## What is expected:
Work out the number of lines with the word "用衡器直接测量" in the material below, then reply with that number only.

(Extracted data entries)
----

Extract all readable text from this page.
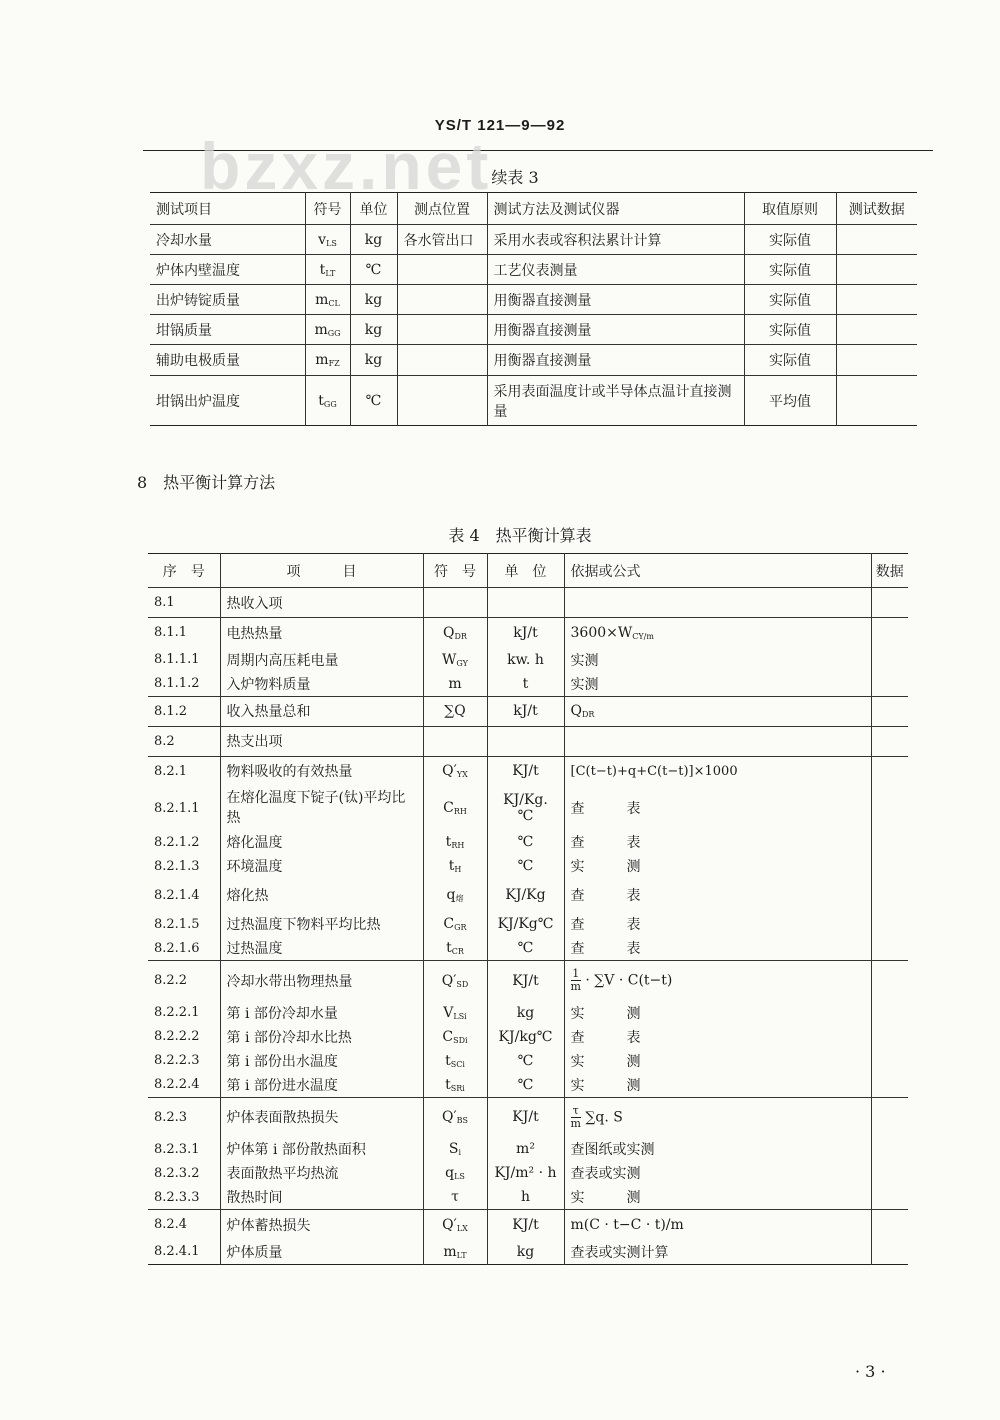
YS/T 121—9—92
bzxz.net 续表 3
测试项目	符号	单位	测点位置	测试方法及测试仪器	取值原则	测试数据
冷却水量	$v_{LS}$	kg	各水管出口	采用水表或容积法累计计算	实际值	
炉体内壁温度	$t_{LT}$	℃		工艺仪表测量	实际值	
出炉铸锭质量	$m_{CL}$	kg		用衡器直接测量	实际值	
坩锅质量	$m_{GG}$	kg		用衡器直接测量	实际值	
辅助电极质量	$m_{FZ}$	kg		用衡器直接测量	实际值	
坩锅出炉温度	$t_{GG}$	℃		采用表面温度计或半导体点温计直接测量	平均值	
8　热平衡计算方法
表 4　热平衡计算表
序　号	项　　　目	符　号	单　位	依据或公式	数据
8.1	热收入项				
8.1.1	电热热量	$Q_{DR}$	kJ/t	$3600\times W_{CY/m}$	
8.1.1.1	周期内高压耗电量	$W_{GY}$	kw. h	实测	
8.1.1.2	入炉物料质量	m	t	实测	
8.1.2	收入热量总和	∑Q	kJ/t	$Q_{DR}$	
8.2	热支出项				
8.2.1	物料吸收的有效热量	$Q'_{YX}$	KJ/t	[C(t−t)+q+C(t−t)]×1000	
8.2.1.1	在熔化温度下锭子(钛)平均比热	$C_{RH}$	KJ/Kg. ℃	查　　　表	
8.2.1.2	熔化温度	$t_{RH}$	℃	查　　　表	
8.2.1.3	环境温度	$t_H$	℃	实　　　测	
8.2.1.4	熔化热	$q_熔$	KJ/Kg	查　　　表	
8.2.1.5	过热温度下物料平均比热	$C_{GR}$	KJ/Kg℃	查　　　表	
8.2.1.6	过热温度	$t_{CR}$	℃	查　　　表	
8.2.2	冷却水带出物理热量	$Q'_{SD}$	KJ/t	$\frac{1}{m} \cdot \sum V \cdot C(t-t)$	
8.2.2.1	第 i 部份冷却水量	$V_{LSi}$	kg	实　　　测	
8.2.2.2	第 i 部份冷却水比热	$C_{SDi}$	KJ/kg℃	查　　　表	
8.2.2.3	第 i 部份出水温度	$t_{SCi}$	℃	实　　　测	
8.2.2.4	第 i 部份进水温度	$t_{SRi}$	℃	实　　　测	
8.2.3	炉体表面散热损失	$Q'_{BS}$	KJ/t	$\frac{\tau}{m} \sum q$. S	
8.2.3.1	炉体第 i 部份散热面积	$S_i$	m²	查图纸或实测	
8.2.3.2	表面散热平均热流	$q_{LS}$	KJ/m² · h	查表或实测	
8.2.3.3	散热时间	τ	h	实　　　测	
8.2.4	炉体蓄热损失	$Q'_{LX}$	KJ/t	m(C · t−C · t)/m	
8.2.4.1	炉体质量	$m_{LT}$	kg	查表或实测计算	
· 3 ·
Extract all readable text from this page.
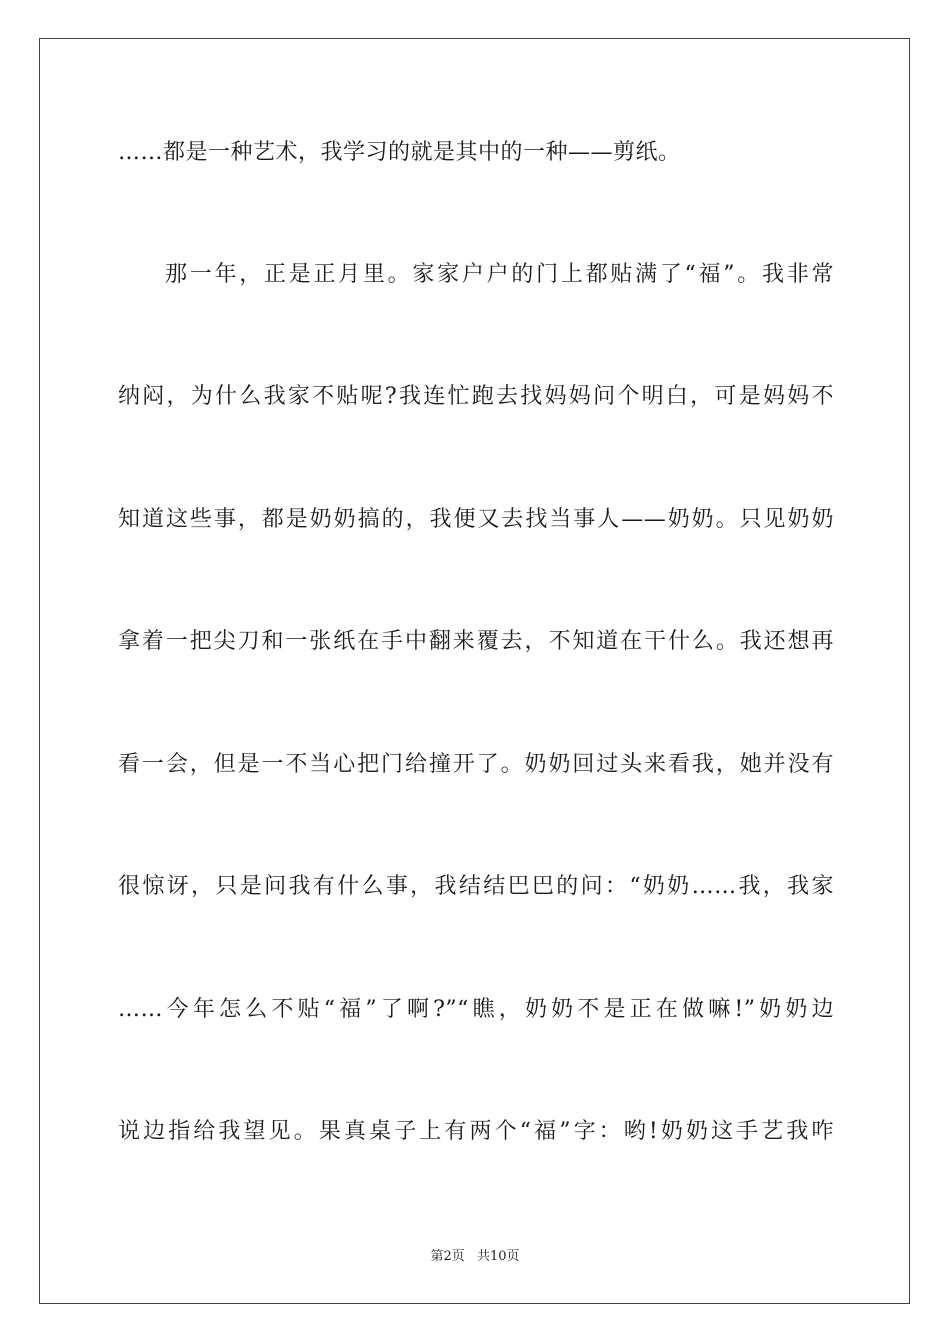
……都是一种艺术，我学习的就是其中的一种——剪纸。
那一年，正是正月里。家家户户的门上都贴满了“福”。我非常
纳闷，为什么我家不贴呢?我连忙跑去找妈妈问个明白，可是妈妈不
知道这些事，都是奶奶搞的，我便又去找当事人——奶奶。只见奶奶
拿着一把尖刀和一张纸在手中翻来覆去，不知道在干什么。我还想再
看一会，但是一不当心把门给撞开了。奶奶回过头来看我，她并没有
很惊讶，只是问我有什么事，我结结巴巴的问：“奶奶……我，我家
……今年怎么不贴“福”了啊?”“瞧，奶奶不是正在做嘛!”奶奶边
说边指给我望见。果真桌子上有两个“福”字：哟!奶奶这手艺我咋
第2页 共10页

----

## Reply:
3